→ **Task description**: From the entries below, copy every line where the string "this" appears.

→ **Material to process**:
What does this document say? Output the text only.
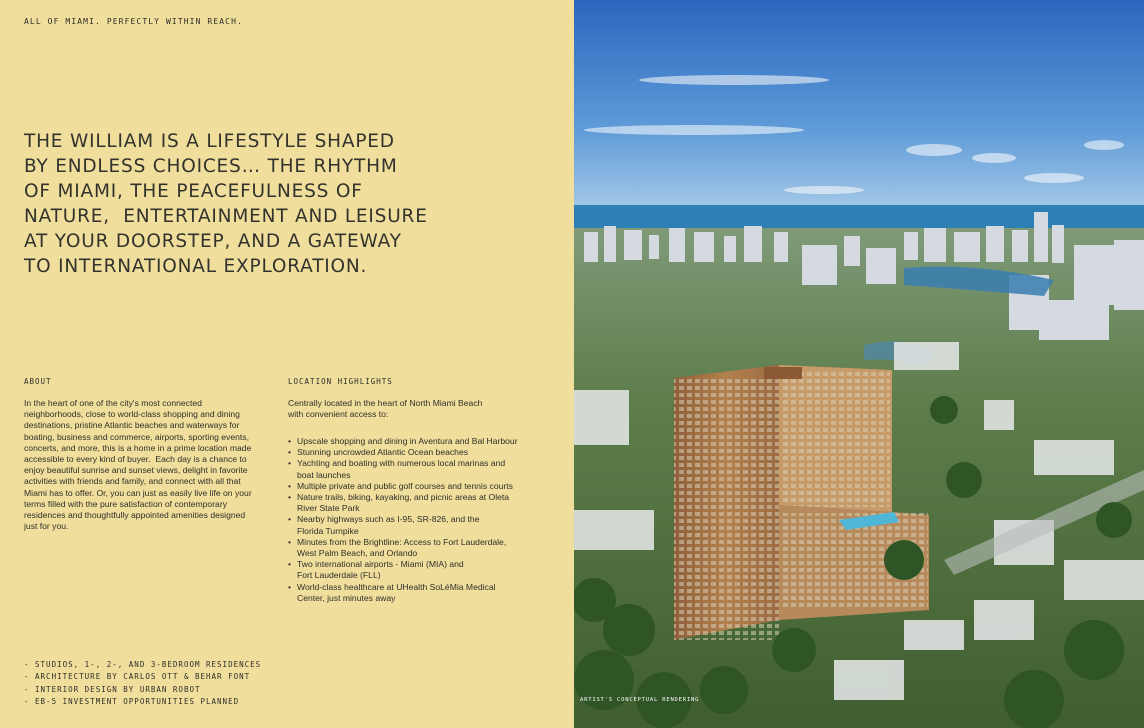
ALL OF MIAMI. PERFECTLY WITHIN REACH.
THE WILLIAM IS A LIFESTYLE SHAPED
BY ENDLESS CHOICES… THE RHYTHM
OF MIAMI, THE PEACEFULNESS OF
NATURE,  ENTERTAINMENT AND LEISURE
AT YOUR DOORSTEP, AND A GATEWAY
TO INTERNATIONAL EXPLORATION.
ABOUT
In the heart of one of the city's most connected
neighborhoods, close to world-class shopping and dining
destinations, pristine Atlantic beaches and waterways for
boating, business and commerce, airports, sporting events,
concerts, and more, this is a home in a prime location made
accessible to every kind of buyer.  Each day is a chance to
enjoy beautiful sunrise and sunset views, delight in favorite
activities with friends and family, and connect with all that
Miami has to offer. Or, you can just as easily live life on your
terms filled with the pure satisfaction of contemporary
residences and thoughtfully appointed amenities designed
just for you.
LOCATION HIGHLIGHTS
Centrally located in the heart of North Miami Beach
with convenient access to:
• Upscale shopping and dining in Aventura and Bal Harbour
• Stunning uncrowded Atlantic Ocean beaches
• Yachting and boating with numerous local marinas and
boat launches
• Multiple private and public golf courses and tennis courts
• Nature trails, biking, kayaking, and picnic areas at Oleta
River State Park
• Nearby highways such as I-95, SR-826, and the
Florida Turnpike
• Minutes from the Brightline: Access to Fort Lauderdale,
West Palm Beach, and Orlando
• Two international airports - Miami (MIA) and
Fort Lauderdale (FLL)
• World-class healthcare at UHealth SoLéMia Medical
Center, just minutes away
- STUDIOS, 1-, 2-, AND 3-BEDROOM RESIDENCES
- ARCHITECTURE BY CARLOS OTT & BEHAR FONT
- INTERIOR DESIGN BY URBAN ROBOT
- EB-5 INVESTMENT OPPORTUNITIES PLANNED	ARTIST'S CONCEPTUAL RENDERING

→ **Exercise answer**:
What does this document say? Output the text only.
concerts, and more, this is a home in a prime location made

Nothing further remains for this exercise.